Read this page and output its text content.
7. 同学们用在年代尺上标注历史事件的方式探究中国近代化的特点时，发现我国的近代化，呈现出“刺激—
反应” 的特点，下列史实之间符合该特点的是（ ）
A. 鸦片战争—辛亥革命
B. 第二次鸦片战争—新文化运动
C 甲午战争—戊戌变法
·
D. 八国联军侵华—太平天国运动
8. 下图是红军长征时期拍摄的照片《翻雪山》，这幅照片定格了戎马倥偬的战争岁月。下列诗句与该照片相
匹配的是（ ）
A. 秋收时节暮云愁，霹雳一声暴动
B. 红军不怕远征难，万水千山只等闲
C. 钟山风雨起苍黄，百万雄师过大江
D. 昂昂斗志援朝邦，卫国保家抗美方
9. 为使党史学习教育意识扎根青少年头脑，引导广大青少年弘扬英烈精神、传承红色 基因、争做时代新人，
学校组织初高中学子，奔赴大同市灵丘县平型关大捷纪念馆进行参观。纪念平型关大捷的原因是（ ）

PROBLEM TO SOLVE –
Write the entries again, exactly as they stand.

FULL RESPONSE –
Read this page and output its text content.
7. 同学们用在年代尺上标注历史事件的方式探究中国近代化的特点时，发现我国的近代化，呈现出“刺激—
反应” 的特点，下列史实之间符合该特点的是（ ）
A. 鸦片战争—辛亥革命
B. 第二次鸦片战争—新文化运动
C 甲午战争—戊戌变法
·
D. 八国联军侵华—太平天国运动
8. 下图是红军长征时期拍摄的照片《翻雪山》，这幅照片定格了戎马倥偬的战争岁月。下列诗句与该照片相
匹配的是（ ）
A. 秋收时节暮云愁，霹雳一声暴动
B. 红军不怕远征难，万水千山只等闲
C. 钟山风雨起苍黄，百万雄师过大江
D. 昂昂斗志援朝邦，卫国保家抗美方
9. 为使党史学习教育意识扎根青少年头脑，引导广大青少年弘扬英烈精神、传承红色 基因、争做时代新人，
学校组织初高中学子，奔赴大同市灵丘县平型关大捷纪念馆进行参观。纪念平型关大捷的原因是（ ）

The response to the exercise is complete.